*** ENTRIES
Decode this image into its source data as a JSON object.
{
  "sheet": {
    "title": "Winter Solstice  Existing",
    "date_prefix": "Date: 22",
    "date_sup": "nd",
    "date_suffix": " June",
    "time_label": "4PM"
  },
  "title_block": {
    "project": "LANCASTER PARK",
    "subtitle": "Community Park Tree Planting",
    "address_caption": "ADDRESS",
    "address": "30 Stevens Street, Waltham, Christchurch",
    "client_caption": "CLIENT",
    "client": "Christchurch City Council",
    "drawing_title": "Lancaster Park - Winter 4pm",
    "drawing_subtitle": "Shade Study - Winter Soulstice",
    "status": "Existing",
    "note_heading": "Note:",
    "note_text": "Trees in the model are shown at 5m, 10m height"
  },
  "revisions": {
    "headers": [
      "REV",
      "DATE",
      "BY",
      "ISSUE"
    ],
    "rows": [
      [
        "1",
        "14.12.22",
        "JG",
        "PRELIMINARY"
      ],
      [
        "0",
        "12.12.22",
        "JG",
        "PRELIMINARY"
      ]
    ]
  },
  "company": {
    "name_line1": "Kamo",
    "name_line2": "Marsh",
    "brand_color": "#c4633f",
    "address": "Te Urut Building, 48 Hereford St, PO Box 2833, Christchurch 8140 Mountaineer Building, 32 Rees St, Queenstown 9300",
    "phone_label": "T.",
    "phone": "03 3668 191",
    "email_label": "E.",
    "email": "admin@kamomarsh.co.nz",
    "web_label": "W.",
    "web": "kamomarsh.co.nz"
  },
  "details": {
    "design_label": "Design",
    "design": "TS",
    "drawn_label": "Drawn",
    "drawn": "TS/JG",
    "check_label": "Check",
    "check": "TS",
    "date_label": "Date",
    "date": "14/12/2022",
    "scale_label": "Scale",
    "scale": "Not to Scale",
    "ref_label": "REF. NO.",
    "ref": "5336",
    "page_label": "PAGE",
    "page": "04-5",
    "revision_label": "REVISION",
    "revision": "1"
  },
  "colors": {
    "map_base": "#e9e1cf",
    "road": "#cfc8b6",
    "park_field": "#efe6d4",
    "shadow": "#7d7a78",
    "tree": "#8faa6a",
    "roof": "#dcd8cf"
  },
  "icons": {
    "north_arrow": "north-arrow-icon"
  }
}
******
__TO BE DONE__: Read through the entries and copy each line in which "Existing" appears.

__SOLUTION TO THIS TASK__:
    "title": "Winter Solstice  Existing",
    "status": "Existing",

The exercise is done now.